**Extracted text**
# # # # #
Clarify First (Agent Skill)

This skill prevents “guess-and-run”. It is a meta workflow skill: when requirements are unclear or conflicting, the agent must align with the user before acting.

Language rule:

  • Match the user’s language. If the user writes Chinese, you may ask questions in Chinese.
  • For Chinese phrasing templates, see references/zh-CN.md.

When to Activate

Activate when any of these are true:

  1. Ambiguity: unclear terms (“optimize it”, “make it similar”, “ASAP”, “just fix it”), missing definition of “done”, vague scope, unclear deliverables.
  2. Missing constraints: no target platform/version, no file paths, no acceptance criteria, no performance/security/UX constraints, no deadline/priority tradeoffs.
  3. Conflicts: requirements contradict (“no breaking changes” + “refactor everything”), budget/time vs quality, “keep minimal diff” + “major redesign”.
  4. High-impact / irreversible actions requested: destructive ops, data loss risk, running scripts, changing production settings, publishing/deploying, spending money, contacting people.
  5. User intent mismatch risk: the request could mean multiple things depending on context.

Do not activate (or keep it minimal) when the request is already precise, low-risk, and has clear acceptance criteria.

Core Workflow (Do this in order)

Step 0 — Risk triage (B: risk-based)

Classify the next action as low / medium / high risk.

Use this rubric:

  • Low: read-only inspection; formatting; adding comments/docs; adding tests (no prod impact); local-only changes that are easily reversible and clearly scoped.
  • Medium: non-trivial refactors; changing APIs; dependency upgrades; performance/security changes without benchmarks; any change likely to ripple.
# # # # #
**Entries supplied**
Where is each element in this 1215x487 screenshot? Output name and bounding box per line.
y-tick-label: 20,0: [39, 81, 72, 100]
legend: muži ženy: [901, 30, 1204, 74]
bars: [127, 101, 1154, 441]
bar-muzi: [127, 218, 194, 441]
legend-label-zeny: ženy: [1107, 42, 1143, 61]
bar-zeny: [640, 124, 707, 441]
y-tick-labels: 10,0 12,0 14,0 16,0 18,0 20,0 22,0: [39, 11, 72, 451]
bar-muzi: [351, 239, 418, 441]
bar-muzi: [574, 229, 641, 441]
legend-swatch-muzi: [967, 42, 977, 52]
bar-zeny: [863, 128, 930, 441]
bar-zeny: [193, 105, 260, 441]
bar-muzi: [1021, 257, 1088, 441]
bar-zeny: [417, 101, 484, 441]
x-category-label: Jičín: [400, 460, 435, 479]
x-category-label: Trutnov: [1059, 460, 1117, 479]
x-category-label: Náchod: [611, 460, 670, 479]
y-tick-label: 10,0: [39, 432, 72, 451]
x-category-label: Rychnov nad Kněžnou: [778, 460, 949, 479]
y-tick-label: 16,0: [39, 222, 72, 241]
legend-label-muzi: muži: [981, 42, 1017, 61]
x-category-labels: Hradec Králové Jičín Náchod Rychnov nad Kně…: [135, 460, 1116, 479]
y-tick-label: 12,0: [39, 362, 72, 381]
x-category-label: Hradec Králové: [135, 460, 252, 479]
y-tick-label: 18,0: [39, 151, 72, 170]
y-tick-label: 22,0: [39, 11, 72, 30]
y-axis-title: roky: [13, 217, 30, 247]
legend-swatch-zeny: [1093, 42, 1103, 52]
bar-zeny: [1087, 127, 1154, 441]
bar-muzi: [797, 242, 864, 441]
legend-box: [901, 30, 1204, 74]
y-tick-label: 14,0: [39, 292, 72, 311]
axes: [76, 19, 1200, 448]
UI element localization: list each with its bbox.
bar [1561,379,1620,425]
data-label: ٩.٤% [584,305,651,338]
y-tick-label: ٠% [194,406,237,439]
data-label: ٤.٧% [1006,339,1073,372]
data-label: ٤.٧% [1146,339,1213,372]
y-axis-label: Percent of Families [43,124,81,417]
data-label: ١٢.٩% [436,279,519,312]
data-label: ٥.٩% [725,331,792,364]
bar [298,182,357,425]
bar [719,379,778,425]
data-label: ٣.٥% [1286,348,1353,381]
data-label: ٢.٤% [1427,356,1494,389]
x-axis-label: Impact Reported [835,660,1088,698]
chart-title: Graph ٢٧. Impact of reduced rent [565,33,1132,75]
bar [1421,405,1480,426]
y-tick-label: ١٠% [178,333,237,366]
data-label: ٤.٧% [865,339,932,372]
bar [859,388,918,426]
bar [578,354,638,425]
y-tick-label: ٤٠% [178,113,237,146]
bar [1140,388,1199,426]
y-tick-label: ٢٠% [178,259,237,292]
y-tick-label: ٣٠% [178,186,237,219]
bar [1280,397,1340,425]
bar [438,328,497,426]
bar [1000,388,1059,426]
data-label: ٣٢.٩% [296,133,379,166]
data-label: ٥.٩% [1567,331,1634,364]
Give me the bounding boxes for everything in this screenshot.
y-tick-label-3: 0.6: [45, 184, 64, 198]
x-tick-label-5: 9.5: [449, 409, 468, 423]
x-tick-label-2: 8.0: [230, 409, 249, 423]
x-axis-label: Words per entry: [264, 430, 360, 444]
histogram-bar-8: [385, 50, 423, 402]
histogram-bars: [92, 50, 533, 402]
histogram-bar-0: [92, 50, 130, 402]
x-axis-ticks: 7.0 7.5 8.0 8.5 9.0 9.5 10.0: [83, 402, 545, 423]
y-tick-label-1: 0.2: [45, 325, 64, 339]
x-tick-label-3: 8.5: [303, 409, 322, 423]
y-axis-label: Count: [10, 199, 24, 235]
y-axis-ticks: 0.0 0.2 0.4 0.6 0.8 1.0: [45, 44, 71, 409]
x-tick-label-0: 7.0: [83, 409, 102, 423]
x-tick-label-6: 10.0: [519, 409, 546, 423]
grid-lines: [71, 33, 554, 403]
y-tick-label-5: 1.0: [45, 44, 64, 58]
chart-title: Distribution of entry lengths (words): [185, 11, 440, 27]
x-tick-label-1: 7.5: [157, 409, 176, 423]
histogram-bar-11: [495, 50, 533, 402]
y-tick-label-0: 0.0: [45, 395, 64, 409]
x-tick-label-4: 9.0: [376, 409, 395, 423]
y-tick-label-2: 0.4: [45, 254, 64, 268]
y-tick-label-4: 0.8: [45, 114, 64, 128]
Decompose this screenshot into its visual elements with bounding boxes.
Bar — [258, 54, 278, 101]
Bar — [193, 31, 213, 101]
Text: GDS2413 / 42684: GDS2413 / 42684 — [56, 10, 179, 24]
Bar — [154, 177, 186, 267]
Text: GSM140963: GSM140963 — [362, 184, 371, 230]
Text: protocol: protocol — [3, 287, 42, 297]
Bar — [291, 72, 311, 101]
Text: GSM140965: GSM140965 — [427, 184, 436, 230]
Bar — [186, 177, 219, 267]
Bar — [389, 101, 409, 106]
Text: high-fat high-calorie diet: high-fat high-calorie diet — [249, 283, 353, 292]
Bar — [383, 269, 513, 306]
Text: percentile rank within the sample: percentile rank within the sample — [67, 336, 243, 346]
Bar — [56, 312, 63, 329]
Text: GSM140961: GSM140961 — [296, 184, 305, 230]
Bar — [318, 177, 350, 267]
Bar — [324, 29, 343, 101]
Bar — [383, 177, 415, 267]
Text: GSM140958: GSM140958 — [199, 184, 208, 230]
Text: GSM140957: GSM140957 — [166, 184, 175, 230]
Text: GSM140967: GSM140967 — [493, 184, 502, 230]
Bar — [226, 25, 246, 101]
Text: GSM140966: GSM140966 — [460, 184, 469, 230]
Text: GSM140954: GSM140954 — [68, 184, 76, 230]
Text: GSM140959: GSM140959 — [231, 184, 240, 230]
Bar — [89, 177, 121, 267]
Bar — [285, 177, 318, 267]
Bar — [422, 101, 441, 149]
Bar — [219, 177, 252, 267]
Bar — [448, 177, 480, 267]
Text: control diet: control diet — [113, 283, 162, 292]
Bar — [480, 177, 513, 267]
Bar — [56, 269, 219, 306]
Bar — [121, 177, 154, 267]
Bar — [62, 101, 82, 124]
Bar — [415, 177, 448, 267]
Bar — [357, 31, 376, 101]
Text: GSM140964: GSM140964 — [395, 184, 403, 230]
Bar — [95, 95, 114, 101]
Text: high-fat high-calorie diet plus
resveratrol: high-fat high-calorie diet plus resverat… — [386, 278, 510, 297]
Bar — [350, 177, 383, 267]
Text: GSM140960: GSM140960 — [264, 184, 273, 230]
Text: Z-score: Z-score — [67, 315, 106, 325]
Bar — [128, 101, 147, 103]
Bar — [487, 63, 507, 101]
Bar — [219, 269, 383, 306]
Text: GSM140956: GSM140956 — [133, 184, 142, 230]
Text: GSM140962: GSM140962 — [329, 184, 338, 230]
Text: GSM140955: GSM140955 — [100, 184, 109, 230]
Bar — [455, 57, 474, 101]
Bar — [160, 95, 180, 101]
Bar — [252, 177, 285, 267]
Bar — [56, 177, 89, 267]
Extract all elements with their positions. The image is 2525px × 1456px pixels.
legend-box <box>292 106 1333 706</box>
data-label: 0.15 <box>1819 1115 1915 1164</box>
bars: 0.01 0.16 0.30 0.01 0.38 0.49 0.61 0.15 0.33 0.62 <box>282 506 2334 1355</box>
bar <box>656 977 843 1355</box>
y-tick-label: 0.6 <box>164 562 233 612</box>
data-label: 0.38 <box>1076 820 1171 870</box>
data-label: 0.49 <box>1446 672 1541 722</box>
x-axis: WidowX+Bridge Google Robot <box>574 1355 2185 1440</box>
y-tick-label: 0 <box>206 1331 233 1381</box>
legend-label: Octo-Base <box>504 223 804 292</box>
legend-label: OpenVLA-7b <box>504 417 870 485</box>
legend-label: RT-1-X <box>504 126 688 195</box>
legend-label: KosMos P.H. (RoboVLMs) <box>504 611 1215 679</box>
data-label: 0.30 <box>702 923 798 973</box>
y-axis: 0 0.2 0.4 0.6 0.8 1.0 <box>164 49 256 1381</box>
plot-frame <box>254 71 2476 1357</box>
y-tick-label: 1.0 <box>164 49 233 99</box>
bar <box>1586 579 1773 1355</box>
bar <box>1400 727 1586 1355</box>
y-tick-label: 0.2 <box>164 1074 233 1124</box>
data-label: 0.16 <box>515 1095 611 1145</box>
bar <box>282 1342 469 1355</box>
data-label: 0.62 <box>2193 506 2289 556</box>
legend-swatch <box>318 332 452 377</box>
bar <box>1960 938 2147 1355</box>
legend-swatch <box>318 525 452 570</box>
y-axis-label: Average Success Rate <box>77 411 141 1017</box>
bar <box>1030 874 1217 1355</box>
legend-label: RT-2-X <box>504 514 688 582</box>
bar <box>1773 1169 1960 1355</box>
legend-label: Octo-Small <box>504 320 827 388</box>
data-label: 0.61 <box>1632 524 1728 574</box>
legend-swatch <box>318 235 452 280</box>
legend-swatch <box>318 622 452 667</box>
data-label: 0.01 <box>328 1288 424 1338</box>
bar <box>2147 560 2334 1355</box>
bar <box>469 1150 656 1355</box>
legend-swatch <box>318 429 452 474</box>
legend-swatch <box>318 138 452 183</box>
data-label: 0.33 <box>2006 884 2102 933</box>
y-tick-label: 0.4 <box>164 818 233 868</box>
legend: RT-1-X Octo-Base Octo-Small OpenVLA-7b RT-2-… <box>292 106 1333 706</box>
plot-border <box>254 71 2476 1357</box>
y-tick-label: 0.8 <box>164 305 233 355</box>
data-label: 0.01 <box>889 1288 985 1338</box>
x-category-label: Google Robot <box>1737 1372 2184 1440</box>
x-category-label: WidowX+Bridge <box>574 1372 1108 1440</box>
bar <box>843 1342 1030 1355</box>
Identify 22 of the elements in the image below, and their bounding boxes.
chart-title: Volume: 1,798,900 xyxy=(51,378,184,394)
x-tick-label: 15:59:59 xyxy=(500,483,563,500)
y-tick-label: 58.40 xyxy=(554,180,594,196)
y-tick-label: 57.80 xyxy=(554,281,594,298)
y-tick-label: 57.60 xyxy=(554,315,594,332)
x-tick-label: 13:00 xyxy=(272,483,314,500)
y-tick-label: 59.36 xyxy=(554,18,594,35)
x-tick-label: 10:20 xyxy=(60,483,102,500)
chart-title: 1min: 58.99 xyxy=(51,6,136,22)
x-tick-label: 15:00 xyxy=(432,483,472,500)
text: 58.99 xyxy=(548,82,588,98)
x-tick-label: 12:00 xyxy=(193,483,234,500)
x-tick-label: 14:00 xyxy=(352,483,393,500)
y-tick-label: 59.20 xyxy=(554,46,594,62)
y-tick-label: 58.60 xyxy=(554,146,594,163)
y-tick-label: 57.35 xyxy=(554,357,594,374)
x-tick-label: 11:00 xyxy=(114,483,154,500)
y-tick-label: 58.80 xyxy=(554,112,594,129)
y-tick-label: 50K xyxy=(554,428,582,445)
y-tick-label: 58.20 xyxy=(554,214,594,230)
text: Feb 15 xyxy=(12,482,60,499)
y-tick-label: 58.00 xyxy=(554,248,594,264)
# # # # #
**Task list**
• 1. How would you condense the paragraph of the Clarify First skill text that begins "This skill prevents" into a single sentence that keeps its main facts?
• 2. Answer these from the Clarify First skill text, each on its own line:
(a) Where should Chinese phrasing templates be found?
(b) Under what conditions should the skill not be activated, or be kept minimal?
(c) What risk level does the rubric give to dependency upgrades?
• 3. Can you extend the Clarify First skill text onward from its last line?
The material plays no part in any of this work.

**Written answers**
• 1. It is a meta workflow skill that prevents "guess-and-run" by requiring the agent to align with the user before acting whenever requirements are unclear or conflicting.

• 2.
(a) In references/zh-CN.md.
(b) When the request is already precise, low-risk, and has clear acceptance criteria.
(c) Medium.

• 3.
  • High: destructive operations; running scripts with side effects; deleting data; migrations; deploy/publish; changing secrets/config; spending money; contacting people; anything hard to undo.

Tool-using agents:

  • Treat writing files and running commands as at least medium risk if requirements or blast-radius are unclear.
  • Treat commands that can modify state outside the repo (network calls, installs, migrations, deletes) as high risk unless explicitly approved.

Policy (risk-based):

  • Low risk: you MAY proceed without asking questions, but MUST (a) state assumptions explicitly, (b) keep changes minimal and reversible, (c) stop and ask if new ambiguity appears.
  • Medium risk: do read-only inspection first; ask targeted questions for missing constraints; propose 2–3 options; wait for confirmation before large edits.
  • High risk: do not execute; ask for confirmation first (and consider requiring an explicit “Yes, proceed”).

Step 1 — Context recap (alignment snapshot)

Provide a short recap (2–6 bullets) of:

  • What the user asked for (as understood)
  • Relevant constraints already known (repo, language, target environment, timeline)
  • What you are not assuming yet

Step 2 — Uncertainties & conflicts

List uncertainties as action-blocking vs nice-to-have:

  • Blocking: must be answered to avoid wrong work
  • Optional: can proceed with an explicit assumption if user agrees

If conflicts exist, quote them plainly and ask which requirement wins.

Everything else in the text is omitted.